#### WORK REQUIRED
Pick out each line of the records in which the word "fejezet" appears.
**** RECORDS FOR PROCESSING ****
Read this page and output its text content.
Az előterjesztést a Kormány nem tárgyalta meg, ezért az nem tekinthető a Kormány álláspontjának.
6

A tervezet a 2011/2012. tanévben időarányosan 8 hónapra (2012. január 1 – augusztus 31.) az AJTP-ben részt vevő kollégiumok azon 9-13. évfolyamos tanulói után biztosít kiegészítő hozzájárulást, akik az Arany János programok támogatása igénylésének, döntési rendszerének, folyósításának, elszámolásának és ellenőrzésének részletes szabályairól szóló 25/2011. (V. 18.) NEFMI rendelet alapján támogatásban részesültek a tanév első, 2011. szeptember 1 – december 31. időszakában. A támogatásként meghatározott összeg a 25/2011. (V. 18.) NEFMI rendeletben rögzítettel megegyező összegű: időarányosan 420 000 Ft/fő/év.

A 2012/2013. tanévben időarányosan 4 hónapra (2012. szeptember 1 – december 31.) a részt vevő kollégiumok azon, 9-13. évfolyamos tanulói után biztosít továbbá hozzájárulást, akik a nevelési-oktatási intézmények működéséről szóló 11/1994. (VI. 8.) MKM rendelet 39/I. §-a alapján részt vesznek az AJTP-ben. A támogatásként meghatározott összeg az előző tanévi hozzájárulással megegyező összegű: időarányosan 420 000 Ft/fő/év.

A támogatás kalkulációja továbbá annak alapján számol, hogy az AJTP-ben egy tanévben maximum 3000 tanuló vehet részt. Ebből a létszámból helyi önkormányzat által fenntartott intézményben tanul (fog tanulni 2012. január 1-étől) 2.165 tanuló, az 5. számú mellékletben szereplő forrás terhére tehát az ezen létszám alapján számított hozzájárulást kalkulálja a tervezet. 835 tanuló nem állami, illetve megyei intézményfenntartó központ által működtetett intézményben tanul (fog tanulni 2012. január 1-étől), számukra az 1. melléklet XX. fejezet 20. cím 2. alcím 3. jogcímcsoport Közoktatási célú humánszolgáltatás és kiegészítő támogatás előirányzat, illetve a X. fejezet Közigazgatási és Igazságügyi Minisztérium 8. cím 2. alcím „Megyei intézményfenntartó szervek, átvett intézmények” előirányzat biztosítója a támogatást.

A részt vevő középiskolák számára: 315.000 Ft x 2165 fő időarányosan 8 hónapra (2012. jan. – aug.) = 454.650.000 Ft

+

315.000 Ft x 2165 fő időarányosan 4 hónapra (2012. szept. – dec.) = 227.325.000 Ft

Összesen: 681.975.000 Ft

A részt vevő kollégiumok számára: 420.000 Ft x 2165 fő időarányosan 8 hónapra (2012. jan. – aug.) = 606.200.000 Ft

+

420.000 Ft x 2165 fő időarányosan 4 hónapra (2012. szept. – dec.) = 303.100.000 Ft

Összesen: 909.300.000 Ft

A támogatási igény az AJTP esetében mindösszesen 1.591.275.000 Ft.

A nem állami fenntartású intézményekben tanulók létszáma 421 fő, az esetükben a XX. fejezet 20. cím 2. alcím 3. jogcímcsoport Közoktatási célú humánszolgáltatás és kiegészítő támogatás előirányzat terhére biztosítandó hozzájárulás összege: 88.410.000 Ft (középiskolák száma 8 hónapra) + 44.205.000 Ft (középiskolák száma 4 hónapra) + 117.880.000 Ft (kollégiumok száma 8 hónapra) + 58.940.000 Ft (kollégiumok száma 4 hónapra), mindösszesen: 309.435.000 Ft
****
#### SOLUTION
A támogatás kalkulációja továbbá annak alapján számol, hogy az AJTP-ben egy tanévben maximum 3000 tanuló vehet részt. Ebből a létszámból helyi önkormányzat által fenntartott intézményben tanul (fog tanulni 2012. január 1-étől) 2.165 tanuló, az 5. számú mellékletben szereplő forrás terhére tehát az ezen létszám alapján számított hozzájárulást kalkulálja a tervezet. 835 tanuló nem állami, illetve megyei intézményfenntartó központ által működtetett intézményben tanul (fog tanulni 2012. január 1-étől), számukra az 1. melléklet XX. fejezet 20. cím 2. alcím 3. jogcímcsoport Közoktatási célú humánszolgáltatás és kiegészítő támogatás előirányzat, illetve a X. fejezet Közigazgatási és Igazságügyi Minisztérium 8. cím 2. alcím „Megyei intézményfenntartó szervek, átvett intézmények” előirányzat biztosítója a támogatást.
A nem állami fenntartású intézményekben tanulók létszáma 421 fő, az esetükben a XX. fejezet 20. cím 2. alcím 3. jogcímcsoport Közoktatási célú humánszolgáltatás és kiegészítő támogatás előirányzat terhére biztosítandó hozzájárulás összege: 88.410.000 Ft (középiskolák száma 8 hónapra) + 44.205.000 Ft (középiskolák száma 4 hónapra) + 117.880.000 Ft (kollégiumok száma 8 hónapra) + 58.940.000 Ft (kollégiumok száma 4 hónapra), mindösszesen: 309.435.000 Ft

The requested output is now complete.